* _WORK REQUIRED_: Collect every line from the entries below that contains the string "text".
:: EXERCISE INPUT
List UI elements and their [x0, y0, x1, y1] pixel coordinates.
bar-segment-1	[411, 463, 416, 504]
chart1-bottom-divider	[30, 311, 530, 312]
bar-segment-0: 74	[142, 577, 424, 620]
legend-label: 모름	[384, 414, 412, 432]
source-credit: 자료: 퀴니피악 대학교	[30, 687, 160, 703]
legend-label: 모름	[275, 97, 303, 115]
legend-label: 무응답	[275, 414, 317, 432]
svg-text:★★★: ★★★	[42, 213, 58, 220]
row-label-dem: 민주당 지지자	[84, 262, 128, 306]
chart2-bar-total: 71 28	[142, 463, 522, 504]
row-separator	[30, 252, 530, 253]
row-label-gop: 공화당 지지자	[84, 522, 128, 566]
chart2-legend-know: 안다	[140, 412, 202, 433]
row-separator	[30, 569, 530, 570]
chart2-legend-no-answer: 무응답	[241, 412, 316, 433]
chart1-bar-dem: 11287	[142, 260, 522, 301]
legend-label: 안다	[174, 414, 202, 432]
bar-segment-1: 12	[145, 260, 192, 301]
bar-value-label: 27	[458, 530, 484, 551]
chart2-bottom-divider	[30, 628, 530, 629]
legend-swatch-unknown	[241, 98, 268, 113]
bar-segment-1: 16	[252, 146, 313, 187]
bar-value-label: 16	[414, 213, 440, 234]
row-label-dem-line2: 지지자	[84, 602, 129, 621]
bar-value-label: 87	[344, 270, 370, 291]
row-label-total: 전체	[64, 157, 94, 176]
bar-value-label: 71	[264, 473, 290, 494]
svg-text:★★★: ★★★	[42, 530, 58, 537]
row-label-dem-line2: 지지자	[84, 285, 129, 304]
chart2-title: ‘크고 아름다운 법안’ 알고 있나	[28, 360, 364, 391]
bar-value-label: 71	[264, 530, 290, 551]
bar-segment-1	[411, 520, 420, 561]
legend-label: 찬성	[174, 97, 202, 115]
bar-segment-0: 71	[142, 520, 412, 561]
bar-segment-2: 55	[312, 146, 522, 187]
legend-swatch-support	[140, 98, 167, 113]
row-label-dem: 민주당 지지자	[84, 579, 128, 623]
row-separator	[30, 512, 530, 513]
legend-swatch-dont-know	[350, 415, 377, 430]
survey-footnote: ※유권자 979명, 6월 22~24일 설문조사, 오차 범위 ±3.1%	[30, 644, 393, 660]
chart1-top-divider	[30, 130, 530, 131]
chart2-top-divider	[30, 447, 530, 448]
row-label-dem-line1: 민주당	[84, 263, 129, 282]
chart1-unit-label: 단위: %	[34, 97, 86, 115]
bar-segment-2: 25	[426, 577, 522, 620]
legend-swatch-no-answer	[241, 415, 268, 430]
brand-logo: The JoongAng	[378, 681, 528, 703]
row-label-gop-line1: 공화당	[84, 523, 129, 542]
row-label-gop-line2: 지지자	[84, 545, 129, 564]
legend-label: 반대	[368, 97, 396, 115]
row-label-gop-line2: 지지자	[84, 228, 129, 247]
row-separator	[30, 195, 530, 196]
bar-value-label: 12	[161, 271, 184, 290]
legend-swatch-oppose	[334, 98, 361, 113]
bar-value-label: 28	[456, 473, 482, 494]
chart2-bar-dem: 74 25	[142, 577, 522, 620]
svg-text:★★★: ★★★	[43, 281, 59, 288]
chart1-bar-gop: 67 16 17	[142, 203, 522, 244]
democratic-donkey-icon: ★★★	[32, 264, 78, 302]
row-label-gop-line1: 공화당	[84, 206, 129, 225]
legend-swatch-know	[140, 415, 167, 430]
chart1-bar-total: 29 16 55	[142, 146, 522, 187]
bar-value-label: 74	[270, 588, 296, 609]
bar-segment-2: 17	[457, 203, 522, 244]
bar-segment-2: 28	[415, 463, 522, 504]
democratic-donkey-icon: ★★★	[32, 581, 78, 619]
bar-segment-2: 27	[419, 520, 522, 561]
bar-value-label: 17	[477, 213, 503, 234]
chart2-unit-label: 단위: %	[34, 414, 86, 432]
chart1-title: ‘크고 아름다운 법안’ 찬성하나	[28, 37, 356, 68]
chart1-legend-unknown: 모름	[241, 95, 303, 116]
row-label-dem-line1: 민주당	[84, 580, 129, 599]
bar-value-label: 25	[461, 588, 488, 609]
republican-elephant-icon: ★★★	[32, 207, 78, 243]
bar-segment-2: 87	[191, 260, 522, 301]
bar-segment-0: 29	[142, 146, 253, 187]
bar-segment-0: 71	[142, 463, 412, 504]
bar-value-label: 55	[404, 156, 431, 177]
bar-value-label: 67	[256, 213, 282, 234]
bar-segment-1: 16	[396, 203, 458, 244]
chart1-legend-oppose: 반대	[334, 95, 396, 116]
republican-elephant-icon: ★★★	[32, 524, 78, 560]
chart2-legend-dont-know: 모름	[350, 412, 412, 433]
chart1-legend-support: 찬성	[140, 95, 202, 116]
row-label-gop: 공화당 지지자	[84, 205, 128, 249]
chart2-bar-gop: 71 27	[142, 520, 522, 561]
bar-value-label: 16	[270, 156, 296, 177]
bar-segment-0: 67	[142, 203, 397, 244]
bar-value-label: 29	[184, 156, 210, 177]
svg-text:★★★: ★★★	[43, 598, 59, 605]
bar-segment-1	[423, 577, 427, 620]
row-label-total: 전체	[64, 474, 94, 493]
::::
* _THE OUTPUT_:
svg-text:★★★: ★★★	[42, 213, 58, 220]
svg-text:★★★: ★★★	[42, 530, 58, 537]
svg-text:★★★: ★★★	[43, 281, 59, 288]
svg-text:★★★: ★★★	[43, 598, 59, 605]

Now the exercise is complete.